Short exercise » Each line containing the word "zespołu" must be reported.

Listing »
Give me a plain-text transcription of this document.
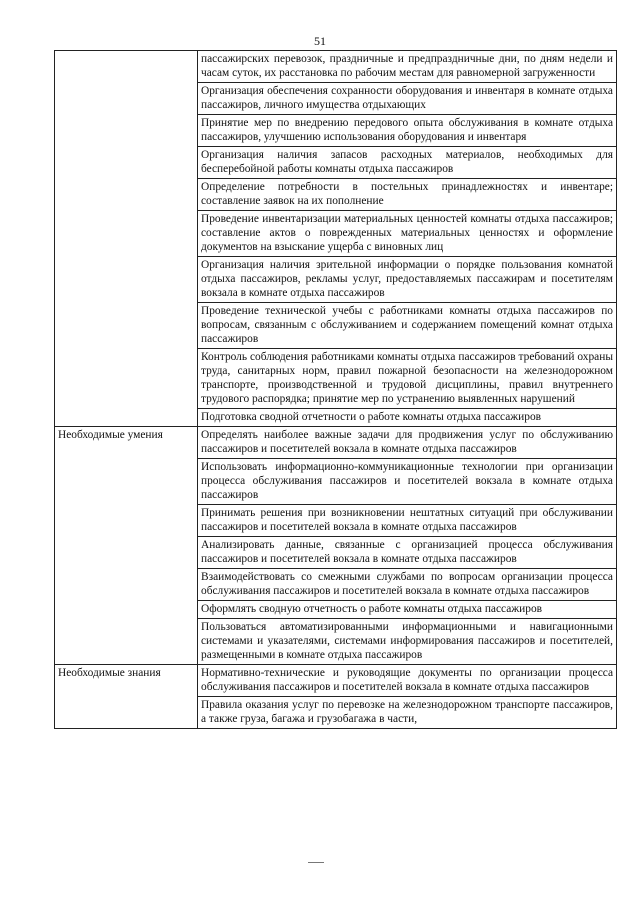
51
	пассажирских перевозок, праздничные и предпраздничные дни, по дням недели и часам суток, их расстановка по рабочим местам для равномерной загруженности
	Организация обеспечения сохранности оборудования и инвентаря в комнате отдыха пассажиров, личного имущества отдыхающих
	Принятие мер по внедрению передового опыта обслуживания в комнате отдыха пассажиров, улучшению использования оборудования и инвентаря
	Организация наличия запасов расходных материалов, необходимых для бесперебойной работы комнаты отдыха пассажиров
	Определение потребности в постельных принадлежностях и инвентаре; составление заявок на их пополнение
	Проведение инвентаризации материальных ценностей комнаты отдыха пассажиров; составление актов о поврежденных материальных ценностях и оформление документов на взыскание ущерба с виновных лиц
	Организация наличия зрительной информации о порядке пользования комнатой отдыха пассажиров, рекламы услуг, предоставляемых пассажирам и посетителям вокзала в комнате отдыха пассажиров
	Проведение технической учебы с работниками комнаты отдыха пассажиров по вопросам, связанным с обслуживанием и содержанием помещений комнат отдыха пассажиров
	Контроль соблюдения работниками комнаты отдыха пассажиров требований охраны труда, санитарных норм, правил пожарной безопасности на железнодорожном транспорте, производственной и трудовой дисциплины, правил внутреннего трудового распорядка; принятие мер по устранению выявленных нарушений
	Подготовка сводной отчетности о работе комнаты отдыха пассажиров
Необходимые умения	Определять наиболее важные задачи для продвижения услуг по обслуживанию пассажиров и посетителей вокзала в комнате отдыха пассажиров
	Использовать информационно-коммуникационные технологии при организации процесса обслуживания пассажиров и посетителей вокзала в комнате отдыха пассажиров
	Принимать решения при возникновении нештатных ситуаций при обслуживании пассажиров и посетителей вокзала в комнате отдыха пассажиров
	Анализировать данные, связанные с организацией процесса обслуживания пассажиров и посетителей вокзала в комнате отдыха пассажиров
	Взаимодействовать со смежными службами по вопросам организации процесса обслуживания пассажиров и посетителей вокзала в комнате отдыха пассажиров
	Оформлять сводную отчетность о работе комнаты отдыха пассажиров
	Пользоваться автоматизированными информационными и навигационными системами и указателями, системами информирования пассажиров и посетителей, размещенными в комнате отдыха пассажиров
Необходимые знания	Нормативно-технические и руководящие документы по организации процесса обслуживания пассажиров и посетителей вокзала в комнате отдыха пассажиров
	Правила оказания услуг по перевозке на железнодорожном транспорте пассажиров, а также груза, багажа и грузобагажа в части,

...

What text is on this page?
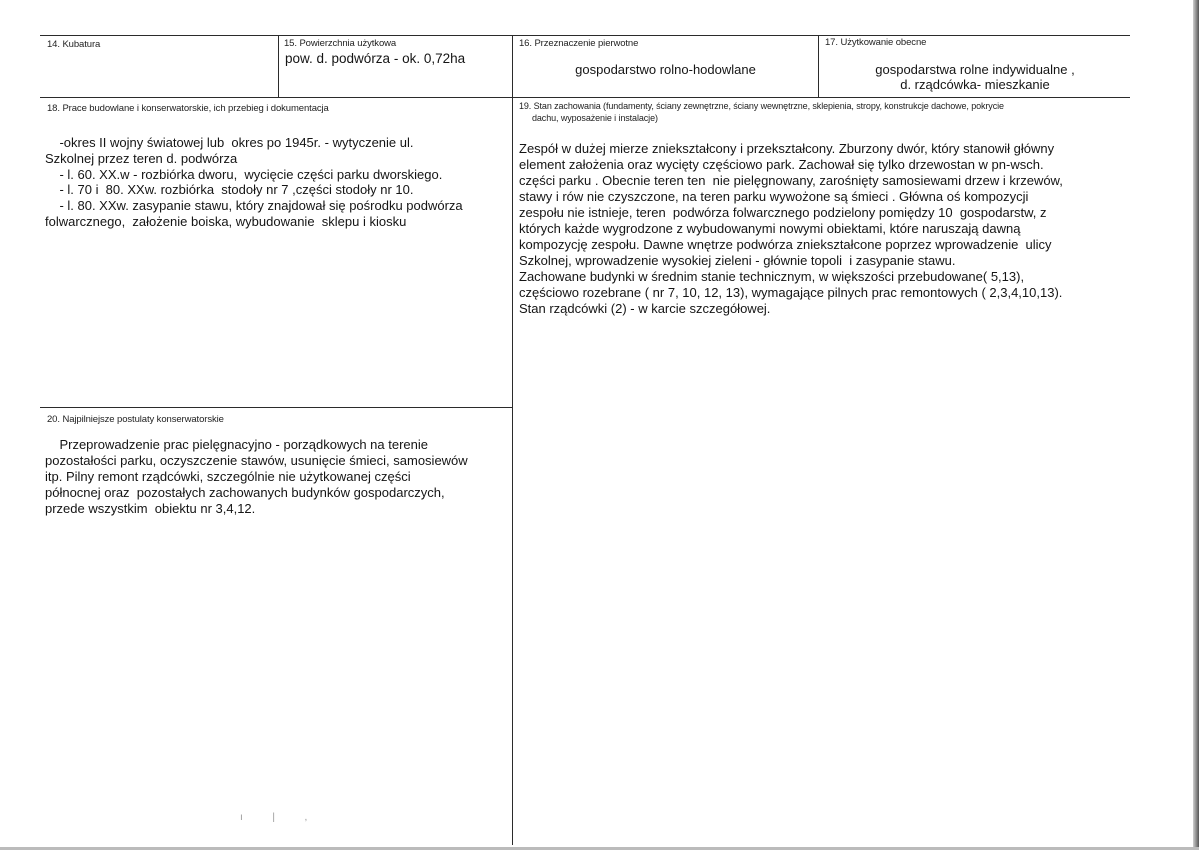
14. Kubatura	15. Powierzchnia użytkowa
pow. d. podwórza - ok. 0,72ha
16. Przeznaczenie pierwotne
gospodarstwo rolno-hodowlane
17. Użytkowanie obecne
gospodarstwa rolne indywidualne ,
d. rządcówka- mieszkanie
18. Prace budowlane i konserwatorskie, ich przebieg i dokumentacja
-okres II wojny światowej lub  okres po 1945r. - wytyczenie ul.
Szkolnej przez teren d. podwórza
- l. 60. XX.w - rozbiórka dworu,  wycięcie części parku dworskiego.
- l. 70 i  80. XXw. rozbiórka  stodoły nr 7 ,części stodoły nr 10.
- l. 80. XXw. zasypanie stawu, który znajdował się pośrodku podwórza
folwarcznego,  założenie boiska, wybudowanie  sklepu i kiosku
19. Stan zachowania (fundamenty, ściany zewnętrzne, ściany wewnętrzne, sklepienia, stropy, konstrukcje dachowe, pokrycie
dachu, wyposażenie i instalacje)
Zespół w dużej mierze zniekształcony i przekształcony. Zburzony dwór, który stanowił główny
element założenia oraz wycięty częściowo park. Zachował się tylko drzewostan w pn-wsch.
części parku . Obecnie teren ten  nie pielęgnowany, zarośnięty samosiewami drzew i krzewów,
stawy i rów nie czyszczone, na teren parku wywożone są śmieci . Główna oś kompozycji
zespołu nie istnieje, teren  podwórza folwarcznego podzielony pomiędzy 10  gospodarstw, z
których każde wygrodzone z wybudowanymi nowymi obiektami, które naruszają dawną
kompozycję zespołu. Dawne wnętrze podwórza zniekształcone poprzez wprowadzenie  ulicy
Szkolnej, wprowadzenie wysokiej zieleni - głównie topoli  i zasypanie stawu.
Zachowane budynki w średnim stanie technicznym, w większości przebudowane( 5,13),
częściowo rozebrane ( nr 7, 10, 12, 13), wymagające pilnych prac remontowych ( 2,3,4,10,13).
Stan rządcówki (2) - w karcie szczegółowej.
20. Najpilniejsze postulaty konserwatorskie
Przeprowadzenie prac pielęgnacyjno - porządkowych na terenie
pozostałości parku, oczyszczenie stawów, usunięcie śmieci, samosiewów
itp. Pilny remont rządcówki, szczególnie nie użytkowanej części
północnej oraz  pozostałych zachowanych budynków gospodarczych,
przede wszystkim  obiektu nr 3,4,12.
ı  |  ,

Output below »
zespołu nie istnieje, teren  podwórza folwarcznego podzielony pomiędzy 10  gospodarstw, z
kompozycję zespołu. Dawne wnętrze podwórza zniekształcone poprzez wprowadzenie  ulicy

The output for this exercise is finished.